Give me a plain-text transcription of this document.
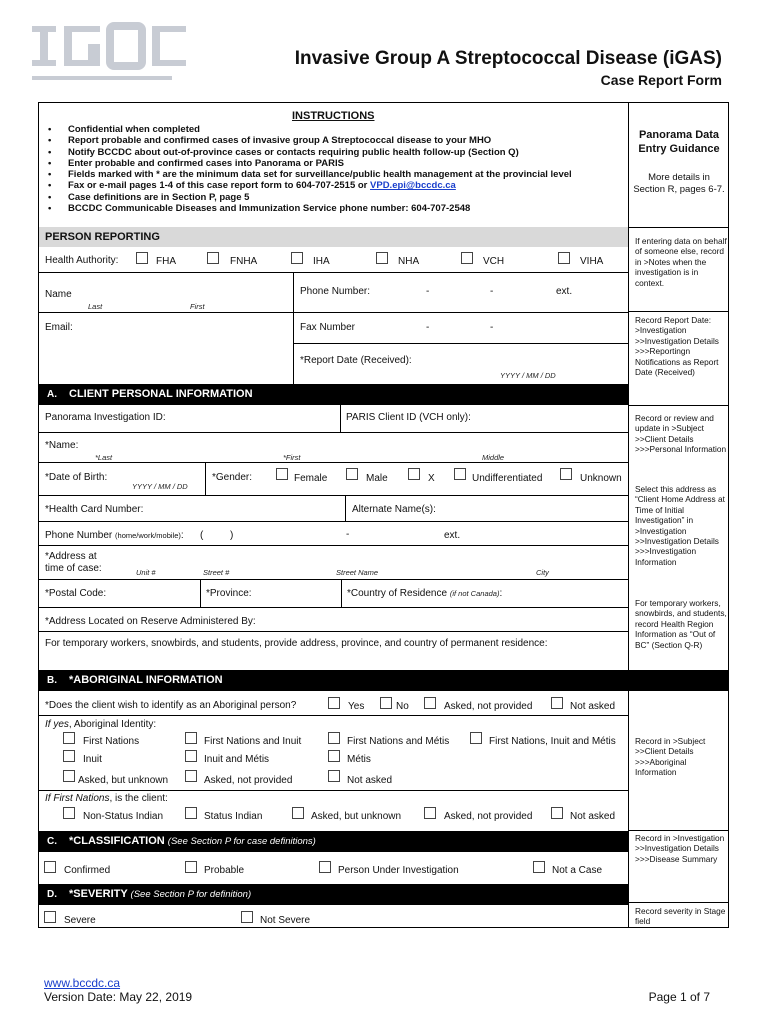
Invasive Group A Streptococcal Disease (iGAS)
Case Report Form
INSTRUCTIONS
• Confidential when completed
• Report probable and confirmed cases of invasive group A Streptococcal disease to your MHO
• Notify BCCDC about out-of-province cases or contacts requiring public health follow-up (Section Q)
• Enter probable and confirmed cases into Panorama or PARIS
• Fields marked with * are the minimum data set for surveillance/public health management at the provincial level
• Fax or e-mail pages 1-4 of this case report form to 604-707-2515 or VPD.epi@bccdc.ca
• Case definitions are in Section P, page 5
• BCCDC Communicable Diseases and Immunization Service phone number: 604-707-2548
Panorama Data Entry Guidance
More details in Section R, pages 6-7.
PERSON REPORTING
Health Authority:	FHA	FNHA	IHA	NHA	VCH	VIHA
Name
Last	First
Phone Number:	-	-	ext.
Email:	Fax Number	-	-
*Report Date (Received):
YYYY / MM / DD
A. CLIENT PERSONAL INFORMATION
Panorama Investigation ID:	PARIS Client ID (VCH only):
*Name:
*Last	*First	Middle
*Date of Birth:
YYYY / MM / DD
*Gender:	Female	Male	X	Undifferentiated	Unknown
*Health Card Number:	Alternate Name(s):
Phone Number (home/work/mobile): (	)	-	ext.
*Address at
time of case:	Unit #	Street #	Street Name	City
*Postal Code:	*Province:	*Country of Residence (if not Canada):
*Address Located on Reserve Administered By:
For temporary workers, snowbirds, and students, provide address, province, and country of permanent residence:
B. *ABORIGINAL INFORMATION
*Does the client wish to identify as an Aboriginal person?	Yes	No	Asked, not provided	Not asked
If yes, Aboriginal Identity:
First Nations	First Nations and Inuit	First Nations and Métis	First Nations, Inuit and Métis
Inuit	Inuit and Métis	Métis
Asked, but unknown	Asked, not provided	Not asked
If First Nations, is the client:
Non-Status Indian	Status Indian	Asked, but unknown	Asked, not provided	Not asked
C. *CLASSIFICATION (See Section P for case definitions)
Confirmed	Probable	Person Under Investigation	Not a Case
D. *SEVERITY (See Section P for definition)
Severe	Not Severe
If entering data on behalf of someone else, record in >Notes when the investigation is in context.
Record Report Date: >Investigation >>Investigation Details >>>Reportingn Notifications as Report Date (Received)
Record or review and update in >Subject >>Client Details >>>Personal Information
Select this address as “Client Home Address at Time of Initial Investigation” in >Investigation >>Investigation Details >>>Investigation Information
For temporary workers, snowbirds, and students, record Health Region Information as “Out of BC” (Section Q-R)
Record in >Subject >>Client Details >>>Aboriginal Information
Record in >Investigation >>Investigation Details >>>Disease Summary
Record severity in Stage field
www.bccdc.ca
Version Date: May 22, 2019	Page 1 of 7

▶ Task goal
Each line in the records above should be reproduced exactly; images are not copied.

▶ The response
Give me a plain-text transcription of this document.
Invasive Group A Streptococcal Disease (iGAS)
Case Report Form
INSTRUCTIONS
• Confidential when completed
• Report probable and confirmed cases of invasive group A Streptococcal disease to your MHO
• Notify BCCDC about out-of-province cases or contacts requiring public health follow-up (Section Q)
• Enter probable and confirmed cases into Panorama or PARIS
• Fields marked with * are the minimum data set for surveillance/public health management at the provincial level
• Fax or e-mail pages 1-4 of this case report form to 604-707-2515 or VPD.epi@bccdc.ca
• Case definitions are in Section P, page 5
• BCCDC Communicable Diseases and Immunization Service phone number: 604-707-2548
Panorama Data Entry Guidance
More details in Section R, pages 6-7.
PERSON REPORTING
Health Authority:	FHA	FNHA	IHA	NHA	VCH	VIHA
Name
Last	First
Phone Number:	-	-	ext.
Email:	Fax Number	-	-
*Report Date (Received):
YYYY / MM / DD
A. CLIENT PERSONAL INFORMATION
Panorama Investigation ID:	PARIS Client ID (VCH only):
*Name:
*Last	*First	Middle
*Date of Birth:
YYYY / MM / DD
*Gender:	Female	Male	X	Undifferentiated	Unknown
*Health Card Number:	Alternate Name(s):
Phone Number (home/work/mobile): (	)	-	ext.
*Address at
time of case:	Unit #	Street #	Street Name	City
*Postal Code:	*Province:	*Country of Residence (if not Canada):
*Address Located on Reserve Administered By:
For temporary workers, snowbirds, and students, provide address, province, and country of permanent residence:
B. *ABORIGINAL INFORMATION
*Does the client wish to identify as an Aboriginal person?	Yes	No	Asked, not provided	Not asked
If yes, Aboriginal Identity:
First Nations	First Nations and Inuit	First Nations and Métis	First Nations, Inuit and Métis
Inuit	Inuit and Métis	Métis
Asked, but unknown	Asked, not provided	Not asked
If First Nations, is the client:
Non-Status Indian	Status Indian	Asked, but unknown	Asked, not provided	Not asked
C. *CLASSIFICATION (See Section P for case definitions)
Confirmed	Probable	Person Under Investigation	Not a Case
D. *SEVERITY (See Section P for definition)
Severe	Not Severe
If entering data on behalf of someone else, record in >Notes when the investigation is in context.
Record Report Date: >Investigation >>Investigation Details >>>Reportingn Notifications as Report Date (Received)
Record or review and update in >Subject >>Client Details >>>Personal Information
Select this address as “Client Home Address at Time of Initial Investigation” in >Investigation >>Investigation Details >>>Investigation Information
For temporary workers, snowbirds, and students, record Health Region Information as “Out of BC” (Section Q-R)
Record in >Subject >>Client Details >>>Aboriginal Information
Record in >Investigation >>Investigation Details >>>Disease Summary
Record severity in Stage field
www.bccdc.ca
Version Date: May 22, 2019	Page 1 of 7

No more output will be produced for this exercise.